**REQUIRED WORK**: Print word for word the records from the line containing "Output the text content of this document." through the end.
******************************
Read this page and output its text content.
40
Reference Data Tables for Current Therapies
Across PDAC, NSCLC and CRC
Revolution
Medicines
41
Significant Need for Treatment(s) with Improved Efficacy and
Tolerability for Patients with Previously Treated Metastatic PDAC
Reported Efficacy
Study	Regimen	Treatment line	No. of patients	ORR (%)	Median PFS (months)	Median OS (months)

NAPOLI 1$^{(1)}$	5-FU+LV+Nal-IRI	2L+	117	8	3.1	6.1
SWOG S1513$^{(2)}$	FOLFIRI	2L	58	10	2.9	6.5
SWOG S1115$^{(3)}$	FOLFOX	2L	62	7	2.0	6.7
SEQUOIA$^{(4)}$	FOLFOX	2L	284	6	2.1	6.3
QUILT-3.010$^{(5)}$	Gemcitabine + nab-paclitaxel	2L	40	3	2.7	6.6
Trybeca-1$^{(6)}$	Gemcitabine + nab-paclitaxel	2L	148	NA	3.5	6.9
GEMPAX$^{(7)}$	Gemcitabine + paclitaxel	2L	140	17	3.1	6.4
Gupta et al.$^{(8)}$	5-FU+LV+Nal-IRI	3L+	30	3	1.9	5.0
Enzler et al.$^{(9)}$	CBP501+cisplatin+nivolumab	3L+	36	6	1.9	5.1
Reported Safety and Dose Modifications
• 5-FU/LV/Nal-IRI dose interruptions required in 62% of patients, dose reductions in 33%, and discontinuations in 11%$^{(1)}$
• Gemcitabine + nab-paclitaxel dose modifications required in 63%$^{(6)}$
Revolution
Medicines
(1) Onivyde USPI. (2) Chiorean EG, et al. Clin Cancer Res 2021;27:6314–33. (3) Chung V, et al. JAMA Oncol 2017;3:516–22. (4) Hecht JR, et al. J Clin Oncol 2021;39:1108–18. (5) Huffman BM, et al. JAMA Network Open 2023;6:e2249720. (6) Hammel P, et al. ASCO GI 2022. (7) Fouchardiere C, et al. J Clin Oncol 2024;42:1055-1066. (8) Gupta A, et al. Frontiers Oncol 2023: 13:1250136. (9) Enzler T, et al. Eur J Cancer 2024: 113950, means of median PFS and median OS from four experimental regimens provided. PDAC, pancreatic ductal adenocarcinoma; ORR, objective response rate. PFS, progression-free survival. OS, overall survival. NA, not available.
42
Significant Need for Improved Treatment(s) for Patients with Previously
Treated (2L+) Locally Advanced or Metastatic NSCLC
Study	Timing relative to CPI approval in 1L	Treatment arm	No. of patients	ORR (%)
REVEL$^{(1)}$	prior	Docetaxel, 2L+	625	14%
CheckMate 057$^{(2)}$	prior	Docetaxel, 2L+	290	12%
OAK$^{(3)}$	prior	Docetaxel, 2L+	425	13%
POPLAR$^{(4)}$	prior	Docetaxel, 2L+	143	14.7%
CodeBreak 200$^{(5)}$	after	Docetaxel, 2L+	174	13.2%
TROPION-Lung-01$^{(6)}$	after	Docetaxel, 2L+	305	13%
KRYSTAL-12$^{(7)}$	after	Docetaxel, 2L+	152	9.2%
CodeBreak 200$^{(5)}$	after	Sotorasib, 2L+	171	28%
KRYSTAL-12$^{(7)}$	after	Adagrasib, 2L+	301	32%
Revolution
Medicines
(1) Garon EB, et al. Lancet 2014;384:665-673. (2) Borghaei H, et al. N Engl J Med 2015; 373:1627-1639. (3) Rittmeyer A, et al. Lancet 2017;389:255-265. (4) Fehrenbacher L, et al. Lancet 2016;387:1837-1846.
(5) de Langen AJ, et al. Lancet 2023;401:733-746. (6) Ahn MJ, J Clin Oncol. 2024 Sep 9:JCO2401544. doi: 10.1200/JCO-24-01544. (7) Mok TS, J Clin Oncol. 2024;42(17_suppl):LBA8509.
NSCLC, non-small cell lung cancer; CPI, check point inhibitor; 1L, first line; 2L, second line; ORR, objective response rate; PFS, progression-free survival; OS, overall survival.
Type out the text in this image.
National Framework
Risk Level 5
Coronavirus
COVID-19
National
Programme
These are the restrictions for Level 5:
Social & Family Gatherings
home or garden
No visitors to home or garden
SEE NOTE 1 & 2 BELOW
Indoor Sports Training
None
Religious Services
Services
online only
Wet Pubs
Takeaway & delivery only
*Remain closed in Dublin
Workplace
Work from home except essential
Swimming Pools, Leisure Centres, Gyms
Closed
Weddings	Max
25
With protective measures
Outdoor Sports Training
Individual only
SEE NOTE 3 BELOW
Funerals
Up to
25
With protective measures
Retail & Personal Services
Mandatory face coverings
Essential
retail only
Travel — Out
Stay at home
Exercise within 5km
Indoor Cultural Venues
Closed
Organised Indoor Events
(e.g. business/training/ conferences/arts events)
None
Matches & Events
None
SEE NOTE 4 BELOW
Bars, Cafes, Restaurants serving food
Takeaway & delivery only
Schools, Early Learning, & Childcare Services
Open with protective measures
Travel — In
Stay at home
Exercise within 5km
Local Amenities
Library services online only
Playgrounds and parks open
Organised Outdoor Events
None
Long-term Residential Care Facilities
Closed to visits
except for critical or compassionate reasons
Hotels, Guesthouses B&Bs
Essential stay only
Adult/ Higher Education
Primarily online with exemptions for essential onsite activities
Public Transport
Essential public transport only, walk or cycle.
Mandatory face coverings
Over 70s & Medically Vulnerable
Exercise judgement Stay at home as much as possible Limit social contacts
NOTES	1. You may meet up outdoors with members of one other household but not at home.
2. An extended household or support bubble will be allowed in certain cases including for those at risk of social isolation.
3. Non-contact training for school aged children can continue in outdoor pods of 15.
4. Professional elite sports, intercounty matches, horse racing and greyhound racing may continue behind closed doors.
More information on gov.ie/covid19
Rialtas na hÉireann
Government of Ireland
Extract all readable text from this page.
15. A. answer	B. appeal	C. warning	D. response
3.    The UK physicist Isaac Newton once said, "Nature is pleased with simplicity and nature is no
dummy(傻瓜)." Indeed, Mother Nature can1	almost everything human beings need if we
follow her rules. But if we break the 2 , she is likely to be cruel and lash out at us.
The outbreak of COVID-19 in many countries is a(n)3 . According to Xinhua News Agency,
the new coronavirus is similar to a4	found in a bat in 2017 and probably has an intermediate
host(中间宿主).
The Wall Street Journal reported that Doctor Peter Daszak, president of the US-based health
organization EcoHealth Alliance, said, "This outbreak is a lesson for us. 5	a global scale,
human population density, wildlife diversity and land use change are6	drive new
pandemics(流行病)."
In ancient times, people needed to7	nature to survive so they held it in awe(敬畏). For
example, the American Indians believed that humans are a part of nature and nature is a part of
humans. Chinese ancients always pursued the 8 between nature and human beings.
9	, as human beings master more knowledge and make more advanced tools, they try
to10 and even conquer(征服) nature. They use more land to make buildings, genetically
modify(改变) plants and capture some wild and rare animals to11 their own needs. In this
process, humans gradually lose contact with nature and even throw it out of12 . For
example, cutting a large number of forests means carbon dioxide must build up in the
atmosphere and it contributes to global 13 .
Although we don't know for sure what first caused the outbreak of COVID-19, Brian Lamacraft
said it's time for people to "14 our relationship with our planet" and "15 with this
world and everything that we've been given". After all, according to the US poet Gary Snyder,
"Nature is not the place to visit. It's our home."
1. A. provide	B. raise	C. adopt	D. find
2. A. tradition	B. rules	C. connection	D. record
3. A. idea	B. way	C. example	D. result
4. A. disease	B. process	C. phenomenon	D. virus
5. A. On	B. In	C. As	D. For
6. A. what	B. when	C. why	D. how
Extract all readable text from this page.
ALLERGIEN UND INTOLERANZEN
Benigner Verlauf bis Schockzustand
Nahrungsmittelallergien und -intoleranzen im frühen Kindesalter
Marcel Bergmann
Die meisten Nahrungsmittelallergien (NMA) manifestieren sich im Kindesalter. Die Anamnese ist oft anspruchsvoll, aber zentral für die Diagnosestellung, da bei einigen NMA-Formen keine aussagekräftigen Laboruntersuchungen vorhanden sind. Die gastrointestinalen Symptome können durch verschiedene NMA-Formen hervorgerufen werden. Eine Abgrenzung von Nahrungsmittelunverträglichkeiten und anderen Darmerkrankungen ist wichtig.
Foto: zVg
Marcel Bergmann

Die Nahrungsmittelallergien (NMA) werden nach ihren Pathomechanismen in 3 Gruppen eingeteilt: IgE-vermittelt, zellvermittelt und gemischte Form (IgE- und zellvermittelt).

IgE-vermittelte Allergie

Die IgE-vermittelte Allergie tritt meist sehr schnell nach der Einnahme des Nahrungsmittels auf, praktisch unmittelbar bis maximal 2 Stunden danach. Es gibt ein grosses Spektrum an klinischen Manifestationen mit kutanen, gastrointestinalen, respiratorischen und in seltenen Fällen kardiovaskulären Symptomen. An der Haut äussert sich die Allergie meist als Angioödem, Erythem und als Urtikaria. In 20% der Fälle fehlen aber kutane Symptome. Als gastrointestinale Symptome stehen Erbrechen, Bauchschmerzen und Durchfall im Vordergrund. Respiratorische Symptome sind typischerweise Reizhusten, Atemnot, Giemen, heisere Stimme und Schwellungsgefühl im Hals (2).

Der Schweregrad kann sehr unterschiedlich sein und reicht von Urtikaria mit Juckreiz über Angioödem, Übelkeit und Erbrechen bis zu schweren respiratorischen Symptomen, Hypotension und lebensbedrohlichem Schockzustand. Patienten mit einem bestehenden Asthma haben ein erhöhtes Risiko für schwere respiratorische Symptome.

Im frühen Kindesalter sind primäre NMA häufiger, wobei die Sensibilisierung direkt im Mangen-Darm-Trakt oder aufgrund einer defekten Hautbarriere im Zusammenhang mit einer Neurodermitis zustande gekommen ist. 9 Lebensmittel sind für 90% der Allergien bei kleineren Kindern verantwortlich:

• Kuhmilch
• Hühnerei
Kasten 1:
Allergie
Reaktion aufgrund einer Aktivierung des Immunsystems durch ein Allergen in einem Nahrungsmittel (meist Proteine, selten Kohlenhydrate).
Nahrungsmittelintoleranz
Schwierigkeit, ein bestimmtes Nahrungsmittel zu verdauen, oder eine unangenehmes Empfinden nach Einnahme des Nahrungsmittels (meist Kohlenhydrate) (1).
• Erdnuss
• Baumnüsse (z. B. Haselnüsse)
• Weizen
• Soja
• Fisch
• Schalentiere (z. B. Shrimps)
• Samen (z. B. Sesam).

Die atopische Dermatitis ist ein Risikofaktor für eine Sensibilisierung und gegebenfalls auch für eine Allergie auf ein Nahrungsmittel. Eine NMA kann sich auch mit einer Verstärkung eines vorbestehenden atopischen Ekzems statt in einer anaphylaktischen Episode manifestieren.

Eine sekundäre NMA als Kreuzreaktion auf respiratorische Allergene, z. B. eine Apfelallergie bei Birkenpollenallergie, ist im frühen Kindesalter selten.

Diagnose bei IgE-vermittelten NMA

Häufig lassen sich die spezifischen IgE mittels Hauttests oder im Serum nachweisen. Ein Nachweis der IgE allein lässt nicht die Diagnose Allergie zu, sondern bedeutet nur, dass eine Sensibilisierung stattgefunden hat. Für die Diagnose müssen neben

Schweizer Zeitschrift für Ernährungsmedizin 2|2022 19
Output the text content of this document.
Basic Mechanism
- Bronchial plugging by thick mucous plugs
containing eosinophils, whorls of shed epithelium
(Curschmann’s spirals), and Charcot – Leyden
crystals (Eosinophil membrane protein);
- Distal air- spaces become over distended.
******************************
**EXERCISE OUTPUT**:
Output the text content of this document.
Basic Mechanism
- Bronchial plugging by thick mucous plugs
containing eosinophils, whorls of shed epithelium
(Curschmann’s spirals), and Charcot – Leyden
crystals (Eosinophil membrane protein);
- Distal air- spaces become over distended.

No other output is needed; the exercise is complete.